Saturday, November 10, 2007

ACEH SERAMBI MARTABAT

Jakarta 3 September 2006

ACEH SERAMBI MARTABAT

Seminggu setelah Aceh lantak, tim penerbit buku ini sudah bermalam di Balai Budaya Banda Aceh. Memang hanya sedikit yang bisa dikerjakan saat itu. Begitu parahnya bencana serta keterbatasan yang kami miliki tak memungkinkan kami berbuat lebih jauh. Tapi dengan semangat yang tetap tinggi, seperti para relawan kemanusiaan yang berdatangan di Aceh, direktur program penerbitan bersama para kurator akhirnya memperoleh beberapa nama intelektual muda Aceh yang masih tersisa. Ini berkat masukan berbagai pihak.
Mengapa intelektual muda? Hemat kami, selain para birokrat serta berbagai pihak yang merasa paling bertanggung jawab atas beragam masalah yang mendera wilayah ini, membangun kembali Aceh juga merupakan kewajiban para intelektual muda yang lahir dan tumbuh di lingkungan tersebut. Sebelum bencana dahsyat tsunami datang, menurut salah satu media, 7 januari 2004, lebih dari 51% dari sekitar 4.044.100 penduduk provinsi Nanggroe Aceh Darussalam mengalami gangguan jiwa dan psikososial akibat konlfik yang berkepanjangan. Setelah tsunami, 1.214 gedung sekolah dari berbagai tingkatan hancur, 1.814 guru dan hampir 200 dosen dinyatakan meninggal atau hilang. Bencana ini menghilangkan sekitar 35% potensi intelektualnya.
Di samping itu, ramainya berbagai wacana untuk membangun kembali daerah ini dengan segala platformnya beberapa waktu setelah bencana, baik dari lembaga nasional maupun internasional, hinggar bingarnya seolah mampu menentukan masa depan rakyat Aceh. resep-resep yang muncul dan ditawarkan pun seakan tak tertandingi. Begitu pula saat mulai dibentuk berbagai lembaga yang agung.
Namun bersama sang waktu, nampaknya semakin jauh saja antara ilusi dan kenyataan yang ada. Sampai buku ini terbit setelah lebih darin dua tahun tsunami melanda, masih banyak korban tsunami menempati tempat tinggal tak nyaman, anak-anak yang sekolahnya belum kembali tertata sempurna, serta berbagai fasilitas pelayanan sosial lainnya yang tak kunjung hadir dengan memuaskan.

---+---

TUGAS: Tolong tuliskan tanpa perubahan bagian kutipan dokumen di atas yang terletak antara "Di samping itu, ramainya" dan "hadir dengan memuaskan.", termasuk kedua bagian itu.

DATA TERSIMPAN:
---+---

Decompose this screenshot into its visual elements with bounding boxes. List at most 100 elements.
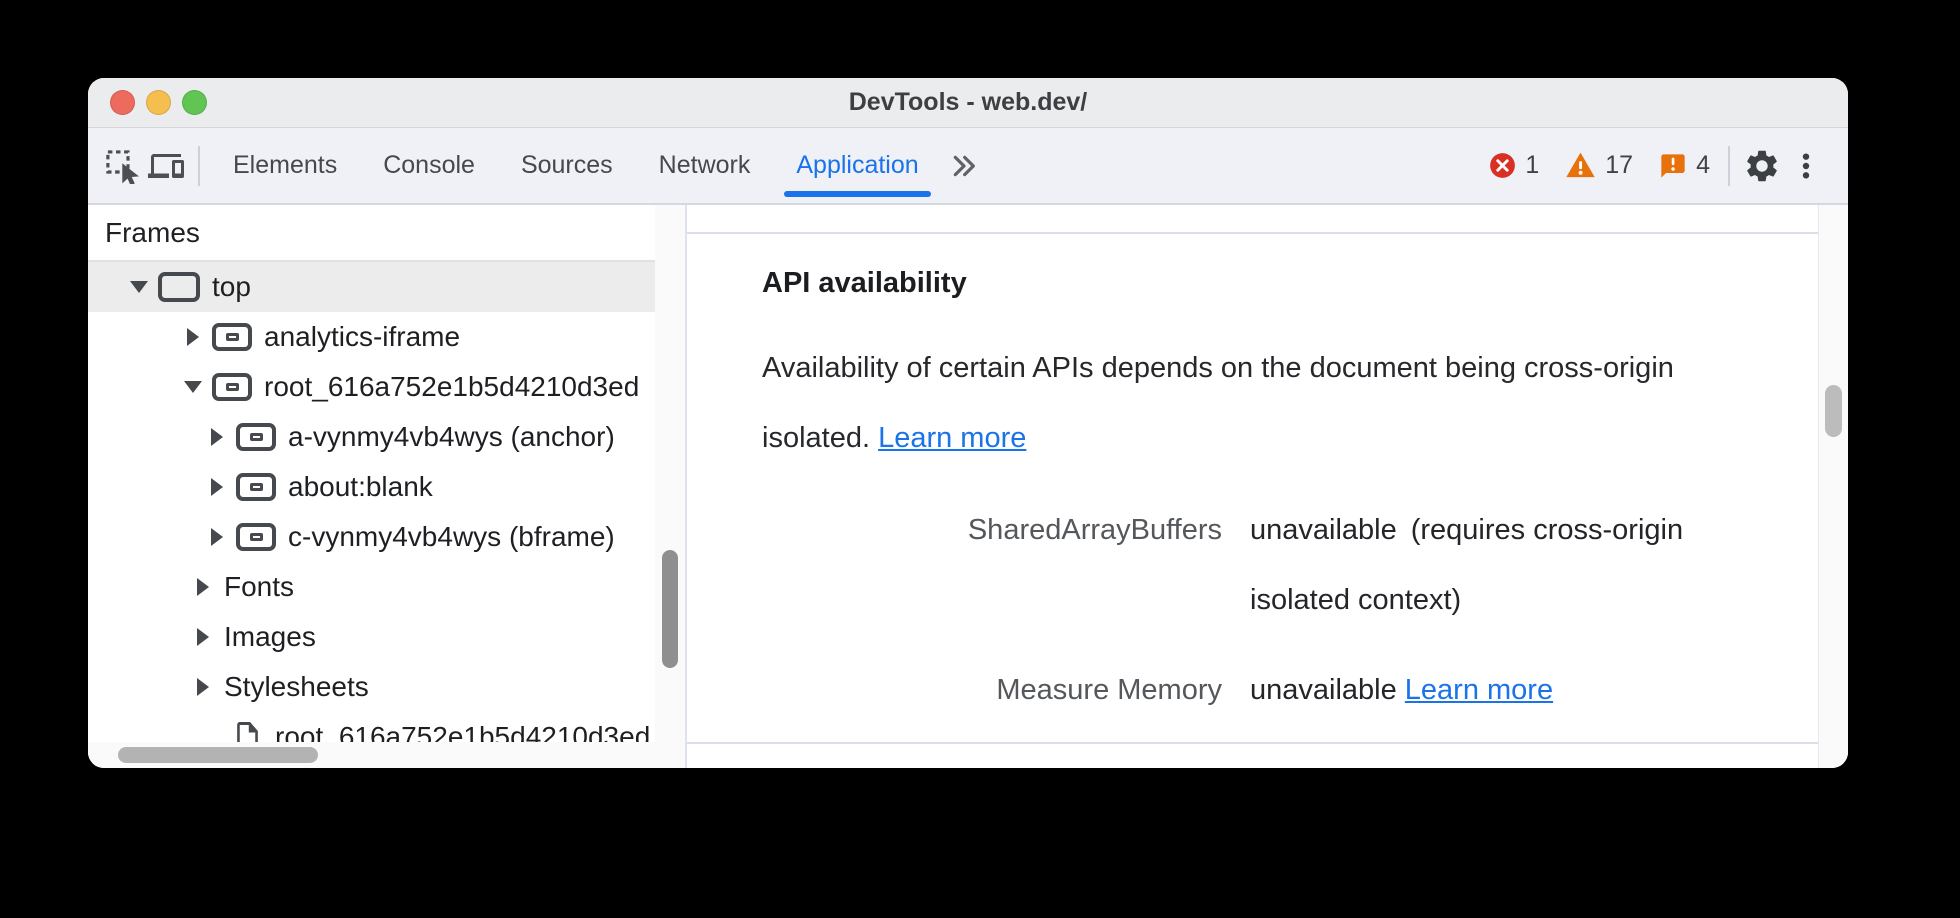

---+---

JAWABAN:
Di samping itu, ramainya berbagai wacana untuk membangun kembali daerah ini dengan segala platformnya beberapa waktu setelah bencana, baik dari lembaga nasional maupun internasional, hinggar bingarnya seolah mampu menentukan masa depan rakyat Aceh. resep-resep yang muncul dan ditawarkan pun seakan tak tertandingi. Begitu pula saat mulai dibentuk berbagai lembaga yang agung.
Namun bersama sang waktu, nampaknya semakin jauh saja antara ilusi dan kenyataan yang ada. Sampai buku ini terbit setelah lebih darin dua tahun tsunami melanda, masih banyak korban tsunami menempati tempat tinggal tak nyaman, anak-anak yang sekolahnya belum kembali tertata sempurna, serta berbagai fasilitas pelayanan sosial lainnya yang tak kunjung hadir dengan memuaskan.